— EXERCISE REQUIREMENTS —
Retype the material in full, keeping every word the same.

— RECORDED INFORMATION —
----

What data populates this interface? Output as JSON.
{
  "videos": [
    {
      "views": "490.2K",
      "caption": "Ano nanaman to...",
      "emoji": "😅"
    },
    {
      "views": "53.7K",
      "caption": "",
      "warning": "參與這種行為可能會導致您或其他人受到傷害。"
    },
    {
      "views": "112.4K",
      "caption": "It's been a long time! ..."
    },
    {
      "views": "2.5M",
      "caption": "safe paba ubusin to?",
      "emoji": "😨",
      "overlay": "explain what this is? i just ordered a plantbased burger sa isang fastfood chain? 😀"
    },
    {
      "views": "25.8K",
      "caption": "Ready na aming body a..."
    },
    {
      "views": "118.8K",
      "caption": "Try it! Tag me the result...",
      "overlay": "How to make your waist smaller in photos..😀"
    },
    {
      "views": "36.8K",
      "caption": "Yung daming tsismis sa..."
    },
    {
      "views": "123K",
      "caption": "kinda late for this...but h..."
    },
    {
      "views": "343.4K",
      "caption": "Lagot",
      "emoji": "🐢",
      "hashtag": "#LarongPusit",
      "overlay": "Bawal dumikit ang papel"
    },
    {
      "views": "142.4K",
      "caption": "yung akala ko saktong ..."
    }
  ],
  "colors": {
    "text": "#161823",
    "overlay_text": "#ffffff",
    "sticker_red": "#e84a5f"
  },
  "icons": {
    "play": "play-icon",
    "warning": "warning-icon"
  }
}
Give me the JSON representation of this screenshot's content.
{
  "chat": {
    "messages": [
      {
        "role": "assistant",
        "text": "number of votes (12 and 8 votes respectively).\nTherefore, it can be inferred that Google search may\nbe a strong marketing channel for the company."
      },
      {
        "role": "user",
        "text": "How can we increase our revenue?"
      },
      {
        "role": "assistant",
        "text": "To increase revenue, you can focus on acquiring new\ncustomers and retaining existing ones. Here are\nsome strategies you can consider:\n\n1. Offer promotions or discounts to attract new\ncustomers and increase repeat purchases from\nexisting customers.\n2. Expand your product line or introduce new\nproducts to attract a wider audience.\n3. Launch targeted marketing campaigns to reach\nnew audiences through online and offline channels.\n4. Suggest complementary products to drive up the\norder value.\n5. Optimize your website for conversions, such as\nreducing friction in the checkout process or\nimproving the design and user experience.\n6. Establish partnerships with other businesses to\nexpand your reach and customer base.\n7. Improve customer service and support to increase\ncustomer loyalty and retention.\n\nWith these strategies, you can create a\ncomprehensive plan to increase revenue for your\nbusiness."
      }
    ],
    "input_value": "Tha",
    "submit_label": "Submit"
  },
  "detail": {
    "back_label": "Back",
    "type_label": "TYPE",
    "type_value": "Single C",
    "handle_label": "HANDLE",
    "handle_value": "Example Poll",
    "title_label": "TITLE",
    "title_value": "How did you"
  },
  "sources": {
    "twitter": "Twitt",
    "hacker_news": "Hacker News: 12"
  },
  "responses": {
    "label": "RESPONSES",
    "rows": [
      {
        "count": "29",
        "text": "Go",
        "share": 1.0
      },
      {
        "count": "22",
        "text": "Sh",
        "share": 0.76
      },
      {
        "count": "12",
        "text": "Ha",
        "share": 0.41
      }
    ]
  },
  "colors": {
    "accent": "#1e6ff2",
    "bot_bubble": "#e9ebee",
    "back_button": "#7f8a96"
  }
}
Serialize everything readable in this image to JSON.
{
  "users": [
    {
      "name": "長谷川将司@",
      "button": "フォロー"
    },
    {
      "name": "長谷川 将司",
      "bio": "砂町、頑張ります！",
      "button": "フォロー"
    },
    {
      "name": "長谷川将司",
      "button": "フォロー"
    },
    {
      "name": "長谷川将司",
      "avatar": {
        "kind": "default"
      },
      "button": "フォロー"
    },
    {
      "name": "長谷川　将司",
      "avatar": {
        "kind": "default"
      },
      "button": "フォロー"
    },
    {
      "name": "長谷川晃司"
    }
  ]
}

----

— SOLUTION FOR THIS TASK —
What data populates this interface? Output as JSON.
{
  "videos": [
    {
      "views": "490.2K",
      "caption": "Ano nanaman to...",
      "emoji": "😅"
    },
    {
      "views": "53.7K",
      "caption": "",
      "warning": "參與這種行為可能會導致您或其他人受到傷害。"
    },
    {
      "views": "112.4K",
      "caption": "It's been a long time! ..."
    },
    {
      "views": "2.5M",
      "caption": "safe paba ubusin to?",
      "emoji": "😨",
      "overlay": "explain what this is? i just ordered a plantbased burger sa isang fastfood chain? 😀"
    },
    {
      "views": "25.8K",
      "caption": "Ready na aming body a..."
    },
    {
      "views": "118.8K",
      "caption": "Try it! Tag me the result...",
      "overlay": "How to make your waist smaller in photos..😀"
    },
    {
      "views": "36.8K",
      "caption": "Yung daming tsismis sa..."
    },
    {
      "views": "123K",
      "caption": "kinda late for this...but h..."
    },
    {
      "views": "343.4K",
      "caption": "Lagot",
      "emoji": "🐢",
      "hashtag": "#LarongPusit",
      "overlay": "Bawal dumikit ang papel"
    },
    {
      "views": "142.4K",
      "caption": "yung akala ko saktong ..."
    }
  ],
  "colors": {
    "text": "#161823",
    "overlay_text": "#ffffff",
    "sticker_red": "#e84a5f"
  },
  "icons": {
    "play": "play-icon",
    "warning": "warning-icon"
  }
}
Give me the JSON representation of this screenshot's content.
{
  "chat": {
    "messages": [
      {
        "role": "assistant",
        "text": "number of votes (12 and 8 votes respectively).\nTherefore, it can be inferred that Google search may\nbe a strong marketing channel for the company."
      },
      {
        "role": "user",
        "text": "How can we increase our revenue?"
      },
      {
        "role": "assistant",
        "text": "To increase revenue, you can focus on acquiring new\ncustomers and retaining existing ones. Here are\nsome strategies you can consider:\n\n1. Offer promotions or discounts to attract new\ncustomers and increase repeat purchases from\nexisting customers.\n2. Expand your product line or introduce new\nproducts to attract a wider audience.\n3. Launch targeted marketing campaigns to reach\nnew audiences through online and offline channels.\n4. Suggest complementary products to drive up the\norder value.\n5. Optimize your website for conversions, such as\nreducing friction in the checkout process or\nimproving the design and user experience.\n6. Establish partnerships with other businesses to\nexpand your reach and customer base.\n7. Improve customer service and support to increase\ncustomer loyalty and retention.\n\nWith these strategies, you can create a\ncomprehensive plan to increase revenue for your\nbusiness."
      }
    ],
    "input_value": "Tha",
    "submit_label": "Submit"
  },
  "detail": {
    "back_label": "Back",
    "type_label": "TYPE",
    "type_value": "Single C",
    "handle_label": "HANDLE",
    "handle_value": "Example Poll",
    "title_label": "TITLE",
    "title_value": "How did you"
  },
  "sources": {
    "twitter": "Twitt",
    "hacker_news": "Hacker News: 12"
  },
  "responses": {
    "label": "RESPONSES",
    "rows": [
      {
        "count": "29",
        "text": "Go",
        "share": 1.0
      },
      {
        "count": "22",
        "text": "Sh",
        "share": 0.76
      },
      {
        "count": "12",
        "text": "Ha",
        "share": 0.41
      }
    ]
  },
  "colors": {
    "accent": "#1e6ff2",
    "bot_bubble": "#e9ebee",
    "back_button": "#7f8a96"
  }
}
Serialize everything readable in this image to JSON.
{
  "users": [
    {
      "name": "長谷川将司@",
      "button": "フォロー"
    },
    {
      "name": "長谷川 将司",
      "bio": "砂町、頑張ります！",
      "button": "フォロー"
    },
    {
      "name": "長谷川将司",
      "button": "フォロー"
    },
    {
      "name": "長谷川将司",
      "avatar": {
        "kind": "default"
      },
      "button": "フォロー"
    },
    {
      "name": "長谷川　将司",
      "avatar": {
        "kind": "default"
      },
      "button": "フォロー"
    },
    {
      "name": "長谷川晃司"
    }
  ]
}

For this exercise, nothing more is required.